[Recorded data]
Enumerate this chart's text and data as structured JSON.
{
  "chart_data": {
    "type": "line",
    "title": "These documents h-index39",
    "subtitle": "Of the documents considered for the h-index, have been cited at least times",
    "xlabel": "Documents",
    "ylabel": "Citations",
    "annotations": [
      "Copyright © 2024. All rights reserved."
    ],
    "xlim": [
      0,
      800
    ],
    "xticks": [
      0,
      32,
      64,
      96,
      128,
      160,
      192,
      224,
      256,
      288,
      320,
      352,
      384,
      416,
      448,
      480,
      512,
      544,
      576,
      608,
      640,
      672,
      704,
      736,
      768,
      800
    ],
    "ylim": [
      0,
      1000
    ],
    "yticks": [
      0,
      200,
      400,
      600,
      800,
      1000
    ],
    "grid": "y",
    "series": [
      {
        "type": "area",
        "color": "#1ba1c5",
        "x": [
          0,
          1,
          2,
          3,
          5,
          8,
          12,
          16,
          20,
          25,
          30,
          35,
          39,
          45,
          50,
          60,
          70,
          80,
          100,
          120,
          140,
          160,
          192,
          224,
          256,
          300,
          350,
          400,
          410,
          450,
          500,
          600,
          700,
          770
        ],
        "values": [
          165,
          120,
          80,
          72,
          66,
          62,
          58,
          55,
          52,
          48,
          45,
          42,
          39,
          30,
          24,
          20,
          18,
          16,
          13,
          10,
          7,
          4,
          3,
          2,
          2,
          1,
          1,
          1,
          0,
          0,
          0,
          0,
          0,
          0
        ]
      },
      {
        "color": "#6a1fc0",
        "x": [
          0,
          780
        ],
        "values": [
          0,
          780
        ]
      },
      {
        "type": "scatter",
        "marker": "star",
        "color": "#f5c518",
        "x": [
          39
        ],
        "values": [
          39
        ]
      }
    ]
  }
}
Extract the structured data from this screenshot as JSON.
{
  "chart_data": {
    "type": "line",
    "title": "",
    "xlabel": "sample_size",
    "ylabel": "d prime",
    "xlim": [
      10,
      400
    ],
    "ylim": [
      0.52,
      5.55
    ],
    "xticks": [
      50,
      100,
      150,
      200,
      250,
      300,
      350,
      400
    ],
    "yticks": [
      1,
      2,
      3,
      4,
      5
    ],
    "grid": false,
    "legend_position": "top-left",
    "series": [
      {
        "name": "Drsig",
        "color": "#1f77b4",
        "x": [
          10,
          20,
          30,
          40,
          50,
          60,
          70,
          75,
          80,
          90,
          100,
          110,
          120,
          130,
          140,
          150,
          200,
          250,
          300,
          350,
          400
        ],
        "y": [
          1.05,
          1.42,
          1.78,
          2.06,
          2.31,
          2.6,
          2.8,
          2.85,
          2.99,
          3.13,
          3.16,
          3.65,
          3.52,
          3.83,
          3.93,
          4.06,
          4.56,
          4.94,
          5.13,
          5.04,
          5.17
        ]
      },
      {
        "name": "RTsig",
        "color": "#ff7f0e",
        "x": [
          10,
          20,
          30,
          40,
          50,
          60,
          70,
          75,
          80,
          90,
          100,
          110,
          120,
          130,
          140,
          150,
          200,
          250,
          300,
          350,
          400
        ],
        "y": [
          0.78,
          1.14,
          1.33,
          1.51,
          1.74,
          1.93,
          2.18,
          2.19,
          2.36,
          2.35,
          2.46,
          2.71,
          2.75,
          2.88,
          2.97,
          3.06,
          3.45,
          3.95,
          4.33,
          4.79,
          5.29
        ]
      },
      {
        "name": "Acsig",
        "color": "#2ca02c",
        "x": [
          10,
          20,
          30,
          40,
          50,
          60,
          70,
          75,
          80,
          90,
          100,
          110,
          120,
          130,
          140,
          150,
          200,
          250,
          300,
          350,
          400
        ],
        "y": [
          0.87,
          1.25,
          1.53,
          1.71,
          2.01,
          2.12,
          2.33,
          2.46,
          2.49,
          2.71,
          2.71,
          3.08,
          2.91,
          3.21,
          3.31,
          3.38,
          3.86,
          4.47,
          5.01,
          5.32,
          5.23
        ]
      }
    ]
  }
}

▶ Goal:
Look through the data and show every line containing "color".

▶ Full answer:
        "color": "#1ba1c5",
        "color": "#6a1fc0",
        "color": "#f5c518",
        "color": "#1f77b4",
        "color": "#ff7f0e",
        "color": "#2ca02c",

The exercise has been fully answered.